**** Passage
Capsular perforation is another common concern during transurethral procedures for BPO relief [2]. From a technical point of view, capsular perforations can be generated by deep resection or vaporization or by losing the correct plane during enucleation. Different types of capsular perforations have been described: (1) simple vision of periprostatic fat through periprostatic fibers, (2) visible periprostatic fat, (3) free hole admitting irrigation without periprostatic fat visible, and (4) complete perforation with bladder neck false passage [35]. The latter is usually designated as undermining of the bladder neck and can lead to serious complications. The consequences of capsular perforation can be fluid extravasation and absorption, bleeding, or even injury of adjacent organs. Although benign and focal capsular perforations are usually compatible with the completion of the procedure, a major extravasation of irrigation fluid can lead to putting a urinary catheter properly in place and resuming the procedure. Although a “TUR syndrome” does not exist in saline irrigation, the fluid absorption must be estimated, especially in patients with cardiovascular morbidities, while continuing the surgery with major capsular perforations [36]. Perforation can be shown by carefully identifying the limits of the resection or the enucleation plane, especially at the junction of the prostatic capsule and the bladder neck.

Morcellation is specific to the enucleation technique and can lead to bladder injury. This complication has been reported in nearly all large enucleation series and is due to contact between the morcellator tip and the vesical mucosa [37]. In general, it must be kept in mind that morcellation has its own learning curve of about 20 procedures within the learning curve of transurethral enucleation [38].

Morcellators available on the market have different properties regarding suction, rapidity, shape, and vision [39], [40], and [41], and no firm recommendation can be made about the superiority of one morcellator over another. Basic recommendations for safe morcellation are good vision (ie, good hemostasis), good (double) irrigation with an inflated bladder, and continuous control of the tip of the device [42]. There is no standard recommendation regarding the “upward” (conventional) and “downward” (alternative) techniques, the latter having been described recently as making the procedure safer [43].

3.1.2. Transurethral resection syndrome

TUR or TUR of the prostate (TURP) syndrome results from absorption of hypotonic solution (glycine or sorbitol/mannitol) into the prostatic venous sinuses that results in an impaired electrolyte balance and hyponatremia and fluid overload (ie, hypotonic hyperhydration) [44] and [45]. Its frequency after M-TURP is estimated as approximately 1%. When symptomatic, hyponatremia can result in nausea, confusion, and blurred vision, and in rare cases, the condition is life threatening because of cerebral edema and fluid overload. Appropriate management of TURP syndrome includes interruption of the procedure, cardiopulmonary support, and adequate normalization of hyponatremia. TURP syndrome can be prevented by limiting the duration of M-TURP procedures and, indirectly, by selecting patients with prostate volume <80 ml.
********
### What you will do
Carry the passage on complications of transurethral prostate surgery forward from its last sentence, which covers preventing TURP syndrome.
**** Material shown
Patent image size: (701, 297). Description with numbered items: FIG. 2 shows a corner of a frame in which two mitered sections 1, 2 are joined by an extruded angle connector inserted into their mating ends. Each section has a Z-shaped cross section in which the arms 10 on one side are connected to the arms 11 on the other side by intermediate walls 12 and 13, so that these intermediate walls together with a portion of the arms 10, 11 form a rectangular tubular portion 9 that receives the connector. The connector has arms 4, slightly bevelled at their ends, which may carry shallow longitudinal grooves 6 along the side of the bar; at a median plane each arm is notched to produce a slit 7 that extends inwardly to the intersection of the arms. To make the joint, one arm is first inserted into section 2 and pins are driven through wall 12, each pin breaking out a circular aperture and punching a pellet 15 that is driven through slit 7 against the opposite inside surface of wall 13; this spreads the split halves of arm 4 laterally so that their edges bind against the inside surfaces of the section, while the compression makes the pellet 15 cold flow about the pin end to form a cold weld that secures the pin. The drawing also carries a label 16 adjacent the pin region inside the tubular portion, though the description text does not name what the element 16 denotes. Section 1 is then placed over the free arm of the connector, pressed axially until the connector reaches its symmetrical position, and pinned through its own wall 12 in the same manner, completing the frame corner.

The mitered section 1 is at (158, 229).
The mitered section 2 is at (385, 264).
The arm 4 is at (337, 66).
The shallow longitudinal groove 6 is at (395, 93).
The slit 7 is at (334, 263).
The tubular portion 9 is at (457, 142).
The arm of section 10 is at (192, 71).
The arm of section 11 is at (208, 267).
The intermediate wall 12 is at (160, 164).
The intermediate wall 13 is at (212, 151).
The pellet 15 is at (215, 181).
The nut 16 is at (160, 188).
********
### Answer for this exercise
TURP syndrome in itself cannot occur during endoscopic procedures with isotonic saline irrigation; however, it has been shown that absorption of fluid irrigation is common, even during laser procedures, and can result in significant fluid overload [46] and [47]. Risk factors for fluid absorption include irrigation volume and extensive ablation near the prostatic capsule.

TUR syndrome does not exist in bipolar surgery of the prostate using saline irrigation, but volume uptake must be kept in mind [44].

3.1.3. Postoperative bleeding

Postoperative bleeding is considered an early postoperative complication of surgery when occurring within 1 mo after surgery. There is a correlation with prostate size [25] and [45]. Immediate postoperative bleeding is usually prevented or treated by bladder irrigation and clot removal if necessary (manual extraction). In patients under anticoagulation or anti–platelet aggregation therapy, suspension of the treatment can be proposed but must be balanced with the risk of decompensation of associated conditions (especially cardiovascular). In the most severe cases, as stated above, surgical revision with endoscopic clot removal and targeted coagulation or even salvage embolization of the prostate can be proposed.

HoLEP and GreenLight PVP, ThuVARP, and bipolar resection and enucleation have shown clear reduction of early postoperative bleeding complications compared with M-TURP in a recent meta-analysis [10] and [15]. However, a recent study that focused on postoperative clot retention found that M-TURP and B-TURP led to comparable rates of postoperative urinary retention [48].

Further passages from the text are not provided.